Written request: Give, as a bare number, the count of lines that contain the word "быть".
——
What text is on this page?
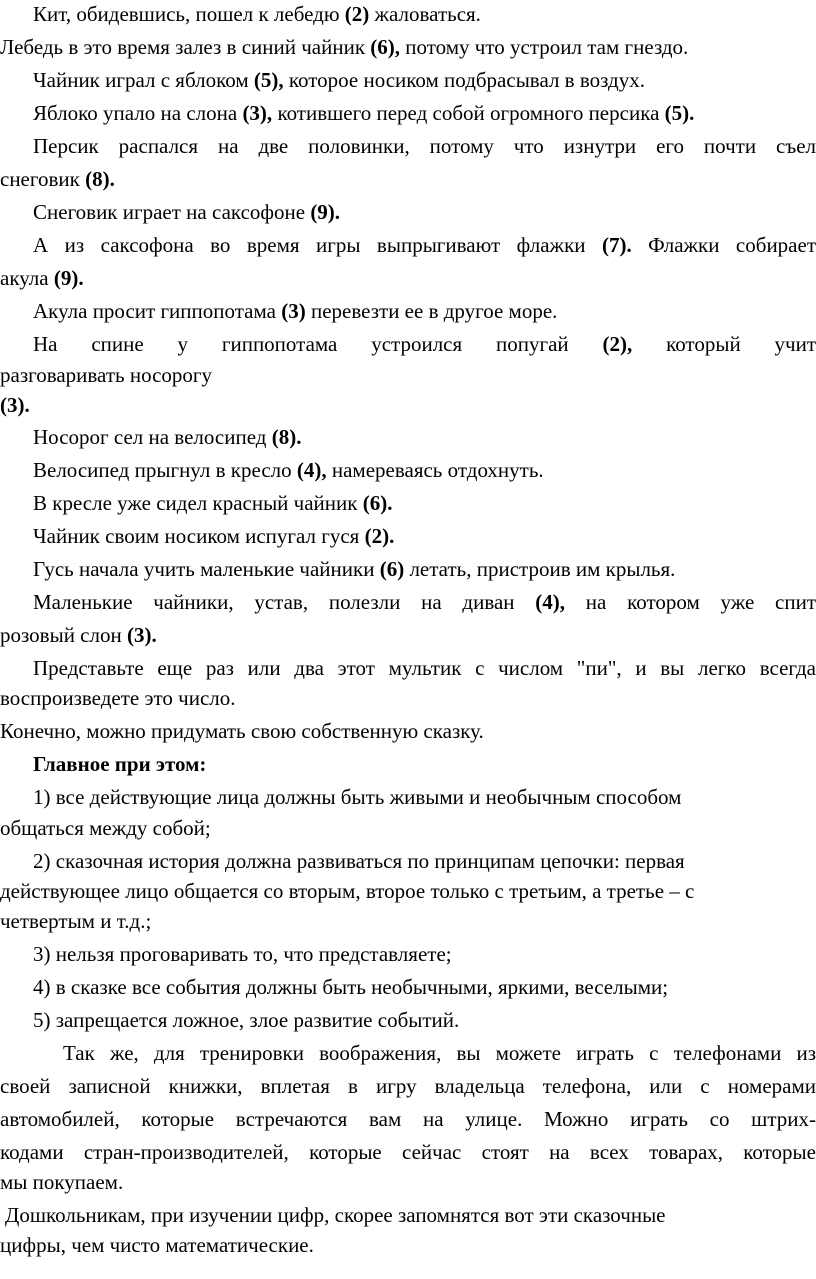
Кит, обидевшись, пошел к лебедю (2) жаловаться.
Лебедь в это время залез в синий чайник (6), потому что устроил там гнездо.
Чайник играл с яблоком (5), которое носиком подбрасывал в воздух.
Яблоко упало на слона (3), котившего перед собой огромного персика (5).
Персик распался на две половинки, потому что изнутри его почти съел
снеговик (8).
Снеговик играет на саксофоне (9).
А из саксофона во время игры выпрыгивают флажки (7). Флажки собирает
акула (9).
Акула просит гиппопотама (3) перевезти ее в другое море.
На спине у гиппопотама устроился попугай (2), который учит
разговаривать носорогу
(3).
Носорог сел на велосипед (8).
Велосипед прыгнул в кресло (4), намереваясь отдохнуть.
В кресле уже сидел красный чайник (6).
Чайник своим носиком испугал гуся (2).
Гусь начала учить маленькие чайники (6) летать, пристроив им крылья.
Маленькие чайники, устав, полезли на диван (4), на котором уже спит
розовый слон (3).
Представьте еще раз или два этот мультик с числом "пи", и вы легко всегда
воспроизведете это число.
Конечно, можно придумать свою собственную сказку.
Главное при этом:
1) все действующие лица должны быть живыми и необычным способом
общаться между собой;
2) сказочная история должна развиваться по принципам цепочки: первая
действующее лицо общается со вторым, второе только с третьим, а третье – с
четвертым и т.д.;
3) нельзя проговаривать то, что представляете;
4) в сказке все события должны быть необычными, яркими, веселыми;
5) запрещается ложное, злое развитие событий.
Так же, для тренировки воображения, вы можете играть с телефонами из
своей записной книжки, вплетая в игру владельца телефона, или с номерами
автомобилей, которые встречаются вам на улице. Можно играть со штрих-
кодами стран-производителей, которые сейчас стоят на всех товарах, которые
мы покупаем.
Дошкольникам, при изучении цифр, скорее запомнятся вот эти сказочные
цифры, чем чисто математические.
——
Expected answer: 2